Supplied material:
>> begin
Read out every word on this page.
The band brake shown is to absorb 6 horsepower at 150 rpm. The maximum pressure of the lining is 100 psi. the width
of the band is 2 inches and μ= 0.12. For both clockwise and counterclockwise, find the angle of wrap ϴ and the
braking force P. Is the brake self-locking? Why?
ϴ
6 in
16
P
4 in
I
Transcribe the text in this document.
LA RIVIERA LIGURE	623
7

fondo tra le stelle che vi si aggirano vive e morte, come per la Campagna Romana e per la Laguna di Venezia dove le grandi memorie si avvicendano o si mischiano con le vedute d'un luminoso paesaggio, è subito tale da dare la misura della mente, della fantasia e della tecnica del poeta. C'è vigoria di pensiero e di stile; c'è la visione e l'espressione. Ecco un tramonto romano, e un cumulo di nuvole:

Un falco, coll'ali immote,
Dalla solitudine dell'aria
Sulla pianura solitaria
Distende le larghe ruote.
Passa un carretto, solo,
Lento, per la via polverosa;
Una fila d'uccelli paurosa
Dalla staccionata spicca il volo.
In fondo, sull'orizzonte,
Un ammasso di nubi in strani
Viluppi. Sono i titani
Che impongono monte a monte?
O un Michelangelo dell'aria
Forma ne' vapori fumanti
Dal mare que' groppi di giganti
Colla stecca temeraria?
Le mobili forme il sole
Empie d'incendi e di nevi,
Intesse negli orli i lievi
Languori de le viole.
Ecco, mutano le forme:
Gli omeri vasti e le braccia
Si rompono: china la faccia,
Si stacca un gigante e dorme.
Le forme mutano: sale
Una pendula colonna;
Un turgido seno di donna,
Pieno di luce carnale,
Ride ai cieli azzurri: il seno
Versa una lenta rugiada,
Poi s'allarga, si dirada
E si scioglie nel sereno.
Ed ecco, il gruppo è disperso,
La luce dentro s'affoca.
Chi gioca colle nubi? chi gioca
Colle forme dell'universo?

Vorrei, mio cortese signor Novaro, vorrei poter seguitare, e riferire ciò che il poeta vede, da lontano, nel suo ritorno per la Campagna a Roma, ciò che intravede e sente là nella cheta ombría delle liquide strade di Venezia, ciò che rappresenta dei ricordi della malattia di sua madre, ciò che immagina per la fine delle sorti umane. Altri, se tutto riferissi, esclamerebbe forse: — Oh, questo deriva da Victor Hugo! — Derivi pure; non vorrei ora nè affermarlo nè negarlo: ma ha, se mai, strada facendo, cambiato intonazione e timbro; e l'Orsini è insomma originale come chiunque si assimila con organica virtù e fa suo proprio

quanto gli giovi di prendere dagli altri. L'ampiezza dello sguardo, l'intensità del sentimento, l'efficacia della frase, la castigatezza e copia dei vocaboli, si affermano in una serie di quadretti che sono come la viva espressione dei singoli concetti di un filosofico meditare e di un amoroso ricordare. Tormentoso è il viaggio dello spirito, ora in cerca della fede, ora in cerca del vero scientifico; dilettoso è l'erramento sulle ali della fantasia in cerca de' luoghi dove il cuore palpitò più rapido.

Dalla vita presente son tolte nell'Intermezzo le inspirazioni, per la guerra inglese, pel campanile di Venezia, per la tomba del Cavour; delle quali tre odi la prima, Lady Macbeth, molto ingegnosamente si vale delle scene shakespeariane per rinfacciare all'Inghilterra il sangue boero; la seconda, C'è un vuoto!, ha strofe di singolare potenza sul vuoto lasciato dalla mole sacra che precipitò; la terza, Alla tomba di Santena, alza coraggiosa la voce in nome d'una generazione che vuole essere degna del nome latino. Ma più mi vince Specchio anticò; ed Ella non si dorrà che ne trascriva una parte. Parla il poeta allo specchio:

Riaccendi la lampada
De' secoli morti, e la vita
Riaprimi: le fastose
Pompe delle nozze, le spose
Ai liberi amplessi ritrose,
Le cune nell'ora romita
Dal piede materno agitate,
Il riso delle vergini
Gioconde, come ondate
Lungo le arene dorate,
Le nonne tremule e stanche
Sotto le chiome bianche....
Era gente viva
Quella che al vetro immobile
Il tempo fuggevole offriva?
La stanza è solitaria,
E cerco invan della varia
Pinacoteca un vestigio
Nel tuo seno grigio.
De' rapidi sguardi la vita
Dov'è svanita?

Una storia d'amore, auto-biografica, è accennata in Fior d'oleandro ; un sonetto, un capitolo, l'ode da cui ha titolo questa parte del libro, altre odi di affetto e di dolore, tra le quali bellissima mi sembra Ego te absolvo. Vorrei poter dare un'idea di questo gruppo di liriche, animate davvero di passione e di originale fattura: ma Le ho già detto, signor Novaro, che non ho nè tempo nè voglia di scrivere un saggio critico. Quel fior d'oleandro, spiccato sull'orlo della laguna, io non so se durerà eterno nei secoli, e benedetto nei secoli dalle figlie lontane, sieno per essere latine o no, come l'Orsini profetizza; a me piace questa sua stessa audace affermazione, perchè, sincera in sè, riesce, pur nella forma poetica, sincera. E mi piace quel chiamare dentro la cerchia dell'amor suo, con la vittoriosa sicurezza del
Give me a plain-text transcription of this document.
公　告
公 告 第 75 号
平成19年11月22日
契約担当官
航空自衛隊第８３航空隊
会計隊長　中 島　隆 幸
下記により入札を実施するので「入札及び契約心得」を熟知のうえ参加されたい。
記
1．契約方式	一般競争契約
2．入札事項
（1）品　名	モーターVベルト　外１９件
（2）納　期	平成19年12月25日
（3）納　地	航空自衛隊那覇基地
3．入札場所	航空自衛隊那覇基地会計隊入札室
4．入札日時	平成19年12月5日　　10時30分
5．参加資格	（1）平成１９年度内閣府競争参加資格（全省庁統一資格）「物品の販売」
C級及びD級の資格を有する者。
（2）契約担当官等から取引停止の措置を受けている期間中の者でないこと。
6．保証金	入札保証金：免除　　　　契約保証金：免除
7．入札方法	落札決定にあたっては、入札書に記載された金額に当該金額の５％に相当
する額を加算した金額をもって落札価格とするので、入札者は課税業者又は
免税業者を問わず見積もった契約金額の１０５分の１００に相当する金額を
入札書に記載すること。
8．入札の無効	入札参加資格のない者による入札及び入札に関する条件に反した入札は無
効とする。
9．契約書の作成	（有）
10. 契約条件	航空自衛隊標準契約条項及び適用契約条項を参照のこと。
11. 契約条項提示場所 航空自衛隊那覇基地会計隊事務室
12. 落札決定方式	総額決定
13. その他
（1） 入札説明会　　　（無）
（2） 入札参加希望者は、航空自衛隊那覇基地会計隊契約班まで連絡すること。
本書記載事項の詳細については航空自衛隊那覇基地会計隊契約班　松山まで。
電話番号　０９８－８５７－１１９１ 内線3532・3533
>> end
Return every line exactly.

Exercise response:
Read out every word on this page.
The band brake shown is to absorb 6 horsepower at 150 rpm. The maximum pressure of the lining is 100 psi. the width
of the band is 2 inches and μ= 0.12. For both clockwise and counterclockwise, find the angle of wrap ϴ and the
braking force P. Is the brake self-locking? Why?
ϴ
6 in
16
P
4 in
I
Transcribe the text in this document.
LA RIVIERA LIGURE	623
7

fondo tra le stelle che vi si aggirano vive e morte, come per la Campagna Romana e per la Laguna di Venezia dove le grandi memorie si avvicendano o si mischiano con le vedute d'un luminoso paesaggio, è subito tale da dare la misura della mente, della fantasia e della tecnica del poeta. C'è vigoria di pensiero e di stile; c'è la visione e l'espressione. Ecco un tramonto romano, e un cumulo di nuvole:

Un falco, coll'ali immote,
Dalla solitudine dell'aria
Sulla pianura solitaria
Distende le larghe ruote.
Passa un carretto, solo,
Lento, per la via polverosa;
Una fila d'uccelli paurosa
Dalla staccionata spicca il volo.
In fondo, sull'orizzonte,
Un ammasso di nubi in strani
Viluppi. Sono i titani
Che impongono monte a monte?
O un Michelangelo dell'aria
Forma ne' vapori fumanti
Dal mare que' groppi di giganti
Colla stecca temeraria?
Le mobili forme il sole
Empie d'incendi e di nevi,
Intesse negli orli i lievi
Languori de le viole.
Ecco, mutano le forme:
Gli omeri vasti e le braccia
Si rompono: china la faccia,
Si stacca un gigante e dorme.
Le forme mutano: sale
Una pendula colonna;
Un turgido seno di donna,
Pieno di luce carnale,
Ride ai cieli azzurri: il seno
Versa una lenta rugiada,
Poi s'allarga, si dirada
E si scioglie nel sereno.
Ed ecco, il gruppo è disperso,
La luce dentro s'affoca.
Chi gioca colle nubi? chi gioca
Colle forme dell'universo?

Vorrei, mio cortese signor Novaro, vorrei poter seguitare, e riferire ciò che il poeta vede, da lontano, nel suo ritorno per la Campagna a Roma, ciò che intravede e sente là nella cheta ombría delle liquide strade di Venezia, ciò che rappresenta dei ricordi della malattia di sua madre, ciò che immagina per la fine delle sorti umane. Altri, se tutto riferissi, esclamerebbe forse: — Oh, questo deriva da Victor Hugo! — Derivi pure; non vorrei ora nè affermarlo nè negarlo: ma ha, se mai, strada facendo, cambiato intonazione e timbro; e l'Orsini è insomma originale come chiunque si assimila con organica virtù e fa suo proprio

quanto gli giovi di prendere dagli altri. L'ampiezza dello sguardo, l'intensità del sentimento, l'efficacia della frase, la castigatezza e copia dei vocaboli, si affermano in una serie di quadretti che sono come la viva espressione dei singoli concetti di un filosofico meditare e di un amoroso ricordare. Tormentoso è il viaggio dello spirito, ora in cerca della fede, ora in cerca del vero scientifico; dilettoso è l'erramento sulle ali della fantasia in cerca de' luoghi dove il cuore palpitò più rapido.

Dalla vita presente son tolte nell'Intermezzo le inspirazioni, per la guerra inglese, pel campanile di Venezia, per la tomba del Cavour; delle quali tre odi la prima, Lady Macbeth, molto ingegnosamente si vale delle scene shakespeariane per rinfacciare all'Inghilterra il sangue boero; la seconda, C'è un vuoto!, ha strofe di singolare potenza sul vuoto lasciato dalla mole sacra che precipitò; la terza, Alla tomba di Santena, alza coraggiosa la voce in nome d'una generazione che vuole essere degna del nome latino. Ma più mi vince Specchio anticò; ed Ella non si dorrà che ne trascriva una parte. Parla il poeta allo specchio:

Riaccendi la lampada
De' secoli morti, e la vita
Riaprimi: le fastose
Pompe delle nozze, le spose
Ai liberi amplessi ritrose,
Le cune nell'ora romita
Dal piede materno agitate,
Il riso delle vergini
Gioconde, come ondate
Lungo le arene dorate,
Le nonne tremule e stanche
Sotto le chiome bianche....
Era gente viva
Quella che al vetro immobile
Il tempo fuggevole offriva?
La stanza è solitaria,
E cerco invan della varia
Pinacoteca un vestigio
Nel tuo seno grigio.
De' rapidi sguardi la vita
Dov'è svanita?

Una storia d'amore, auto-biografica, è accennata in Fior d'oleandro ; un sonetto, un capitolo, l'ode da cui ha titolo questa parte del libro, altre odi di affetto e di dolore, tra le quali bellissima mi sembra Ego te absolvo. Vorrei poter dare un'idea di questo gruppo di liriche, animate davvero di passione e di originale fattura: ma Le ho già detto, signor Novaro, che non ho nè tempo nè voglia di scrivere un saggio critico. Quel fior d'oleandro, spiccato sull'orlo della laguna, io non so se durerà eterno nei secoli, e benedetto nei secoli dalle figlie lontane, sieno per essere latine o no, come l'Orsini profetizza; a me piace questa sua stessa audace affermazione, perchè, sincera in sè, riesce, pur nella forma poetica, sincera. E mi piace quel chiamare dentro la cerchia dell'amor suo, con la vittoriosa sicurezza del
Give me a plain-text transcription of this document.
公　告
公 告 第 75 号
平成19年11月22日
契約担当官
航空自衛隊第８３航空隊
会計隊長　中 島　隆 幸
下記により入札を実施するので「入札及び契約心得」を熟知のうえ参加されたい。
記
1．契約方式	一般競争契約
2．入札事項
（1）品　名	モーターVベルト　外１９件
（2）納　期	平成19年12月25日
（3）納　地	航空自衛隊那覇基地
3．入札場所	航空自衛隊那覇基地会計隊入札室
4．入札日時	平成19年12月5日　　10時30分
5．参加資格	（1）平成１９年度内閣府競争参加資格（全省庁統一資格）「物品の販売」
C級及びD級の資格を有する者。
（2）契約担当官等から取引停止の措置を受けている期間中の者でないこと。
6．保証金	入札保証金：免除　　　　契約保証金：免除
7．入札方法	落札決定にあたっては、入札書に記載された金額に当該金額の５％に相当
する額を加算した金額をもって落札価格とするので、入札者は課税業者又は
免税業者を問わず見積もった契約金額の１０５分の１００に相当する金額を
入札書に記載すること。
8．入札の無効	入札参加資格のない者による入札及び入札に関する条件に反した入札は無
効とする。
9．契約書の作成	（有）
10. 契約条件	航空自衛隊標準契約条項及び適用契約条項を参照のこと。
11. 契約条項提示場所 航空自衛隊那覇基地会計隊事務室
12. 落札決定方式	総額決定
13. その他
（1） 入札説明会　　　（無）
（2） 入札参加希望者は、航空自衛隊那覇基地会計隊契約班まで連絡すること。
本書記載事項の詳細については航空自衛隊那覇基地会計隊契約班　松山まで。
電話番号　０９８－８５７－１１９１ 内線3532・3533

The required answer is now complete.